▽

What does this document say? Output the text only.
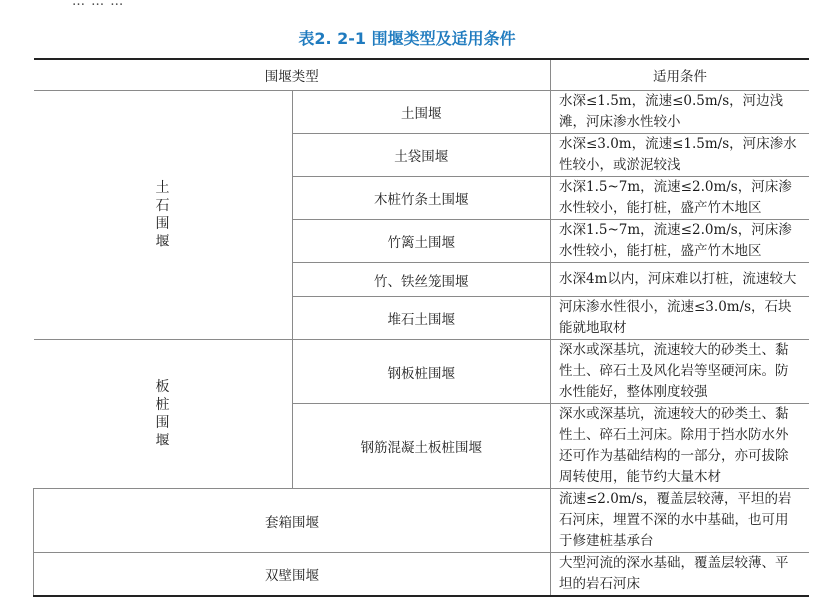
… … …
表2. 2-1 围堰类型及适用条件
围堰类型		适用条件
土石围堰	土围堰	水深≤1.5m，流速≤0.5m/s，河边浅滩，河床渗水性较小
	土袋围堰	水深≤3.0m，流速≤1.5m/s，河床渗水性较小，或淤泥较浅
	木桩竹条土围堰	水深1.5~7m，流速≤2.0m/s，河床渗水性较小，能打桩，盛产竹木地区
	竹篱土围堰	水深1.5~7m，流速≤2.0m/s，河床渗水性较小，能打桩，盛产竹木地区
	竹、铁丝笼围堰	水深4m以内，河床难以打桩，流速较大
	堆石土围堰	河床渗水性很小，流速≤3.0m/s，石块能就地取材
板桩围堰	钢板桩围堰	深水或深基坑，流速较大的砂类土、黏性土、碎石土及风化岩等坚硬河床。防水性能好，整体刚度较强
	钢筋混凝土板桩围堰	深水或深基坑，流速较大的砂类土、黏性土、碎石土河床。除用于挡水防水外还可作为基础结构的一部分，亦可拔除周转使用，能节约大量木材
套箱围堰		流速≤2.0m/s，覆盖层较薄，平坦的岩石河床，埋置不深的水中基础，也可用于修建桩基承台
双壁围堰		大型河流的深水基础，覆盖层较薄、平坦的岩石河床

△

Job:
Omit every image. Quote each record exactly.

Answer in full:
What does this document say? Output the text only.
… … …
表2. 2-1 围堰类型及适用条件
围堰类型		适用条件
土石围堰	土围堰	水深≤1.5m，流速≤0.5m/s，河边浅滩，河床渗水性较小
	土袋围堰	水深≤3.0m，流速≤1.5m/s，河床渗水性较小，或淤泥较浅
	木桩竹条土围堰	水深1.5~7m，流速≤2.0m/s，河床渗水性较小，能打桩，盛产竹木地区
	竹篱土围堰	水深1.5~7m，流速≤2.0m/s，河床渗水性较小，能打桩，盛产竹木地区
	竹、铁丝笼围堰	水深4m以内，河床难以打桩，流速较大
	堆石土围堰	河床渗水性很小，流速≤3.0m/s，石块能就地取材
板桩围堰	钢板桩围堰	深水或深基坑，流速较大的砂类土、黏性土、碎石土及风化岩等坚硬河床。防水性能好，整体刚度较强
	钢筋混凝土板桩围堰	深水或深基坑，流速较大的砂类土、黏性土、碎石土河床。除用于挡水防水外还可作为基础结构的一部分，亦可拔除周转使用，能节约大量木材
套箱围堰		流速≤2.0m/s，覆盖层较薄，平坦的岩石河床，埋置不深的水中基础，也可用于修建桩基承台
双壁围堰		大型河流的深水基础，覆盖层较薄、平坦的岩石河床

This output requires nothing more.